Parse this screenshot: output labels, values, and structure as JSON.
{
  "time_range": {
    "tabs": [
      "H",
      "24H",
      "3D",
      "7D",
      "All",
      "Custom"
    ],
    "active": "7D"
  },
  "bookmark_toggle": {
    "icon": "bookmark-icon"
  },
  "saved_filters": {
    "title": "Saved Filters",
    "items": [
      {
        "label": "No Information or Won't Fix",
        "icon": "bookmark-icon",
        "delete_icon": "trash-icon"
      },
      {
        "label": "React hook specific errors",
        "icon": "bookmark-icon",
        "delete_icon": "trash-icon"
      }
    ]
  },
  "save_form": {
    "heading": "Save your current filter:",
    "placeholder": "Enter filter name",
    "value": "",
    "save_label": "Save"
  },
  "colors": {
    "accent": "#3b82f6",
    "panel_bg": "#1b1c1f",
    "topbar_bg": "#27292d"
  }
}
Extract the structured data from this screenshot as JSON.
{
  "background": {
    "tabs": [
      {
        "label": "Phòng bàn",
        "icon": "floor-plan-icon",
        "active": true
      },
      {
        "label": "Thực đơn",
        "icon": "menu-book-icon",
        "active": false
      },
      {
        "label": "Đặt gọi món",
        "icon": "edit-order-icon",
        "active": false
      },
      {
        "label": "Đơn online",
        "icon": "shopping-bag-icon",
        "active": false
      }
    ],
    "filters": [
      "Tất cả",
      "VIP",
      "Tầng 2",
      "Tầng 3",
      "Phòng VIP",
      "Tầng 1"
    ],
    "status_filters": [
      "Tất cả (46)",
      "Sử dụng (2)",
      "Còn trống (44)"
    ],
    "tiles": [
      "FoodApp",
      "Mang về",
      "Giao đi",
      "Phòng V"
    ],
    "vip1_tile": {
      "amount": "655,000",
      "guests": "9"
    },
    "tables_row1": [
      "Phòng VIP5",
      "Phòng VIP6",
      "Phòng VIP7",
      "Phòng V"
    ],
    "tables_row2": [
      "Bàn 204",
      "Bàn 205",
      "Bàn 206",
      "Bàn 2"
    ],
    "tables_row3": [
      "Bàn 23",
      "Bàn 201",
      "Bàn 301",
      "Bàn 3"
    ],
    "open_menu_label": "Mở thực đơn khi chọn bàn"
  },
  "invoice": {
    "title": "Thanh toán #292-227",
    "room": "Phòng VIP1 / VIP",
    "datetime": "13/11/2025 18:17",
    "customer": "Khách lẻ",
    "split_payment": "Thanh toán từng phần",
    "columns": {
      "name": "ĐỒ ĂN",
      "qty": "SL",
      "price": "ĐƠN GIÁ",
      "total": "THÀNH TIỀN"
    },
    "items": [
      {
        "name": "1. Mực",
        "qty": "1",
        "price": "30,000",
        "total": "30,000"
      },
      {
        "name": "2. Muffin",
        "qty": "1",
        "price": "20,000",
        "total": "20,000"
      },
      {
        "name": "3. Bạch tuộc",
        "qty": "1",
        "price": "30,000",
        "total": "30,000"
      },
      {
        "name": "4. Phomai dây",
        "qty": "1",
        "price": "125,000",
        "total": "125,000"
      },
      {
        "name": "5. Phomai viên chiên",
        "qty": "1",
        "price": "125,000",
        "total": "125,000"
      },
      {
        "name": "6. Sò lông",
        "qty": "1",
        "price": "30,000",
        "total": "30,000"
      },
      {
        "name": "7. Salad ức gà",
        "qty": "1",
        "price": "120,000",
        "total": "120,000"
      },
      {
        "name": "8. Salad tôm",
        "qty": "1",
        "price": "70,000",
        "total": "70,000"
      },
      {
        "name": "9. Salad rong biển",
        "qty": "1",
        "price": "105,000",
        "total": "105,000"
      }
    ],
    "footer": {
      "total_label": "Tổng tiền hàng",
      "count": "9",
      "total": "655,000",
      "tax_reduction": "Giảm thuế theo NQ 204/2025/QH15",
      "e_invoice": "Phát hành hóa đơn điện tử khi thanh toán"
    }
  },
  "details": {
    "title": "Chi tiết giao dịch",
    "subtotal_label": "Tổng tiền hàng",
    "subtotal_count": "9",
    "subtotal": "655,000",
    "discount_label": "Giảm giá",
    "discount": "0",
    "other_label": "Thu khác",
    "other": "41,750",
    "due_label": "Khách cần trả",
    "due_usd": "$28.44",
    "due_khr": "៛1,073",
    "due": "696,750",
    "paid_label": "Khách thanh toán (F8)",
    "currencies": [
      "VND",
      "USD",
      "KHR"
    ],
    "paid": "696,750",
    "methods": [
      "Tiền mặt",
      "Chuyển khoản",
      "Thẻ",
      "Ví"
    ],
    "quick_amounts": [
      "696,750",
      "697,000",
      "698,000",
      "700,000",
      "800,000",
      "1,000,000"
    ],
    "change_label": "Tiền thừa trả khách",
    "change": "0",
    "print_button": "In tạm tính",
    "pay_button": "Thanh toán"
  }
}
------
### EXERCISE DESCRIPTION
Search the data above for the word "this", then gather each line in which it appears.

### SOLUTION TO THE PROBLEM
Parse this screenshot: output labels, values, and structure as JSON.
Extract the structured data from this screenshot as JSON.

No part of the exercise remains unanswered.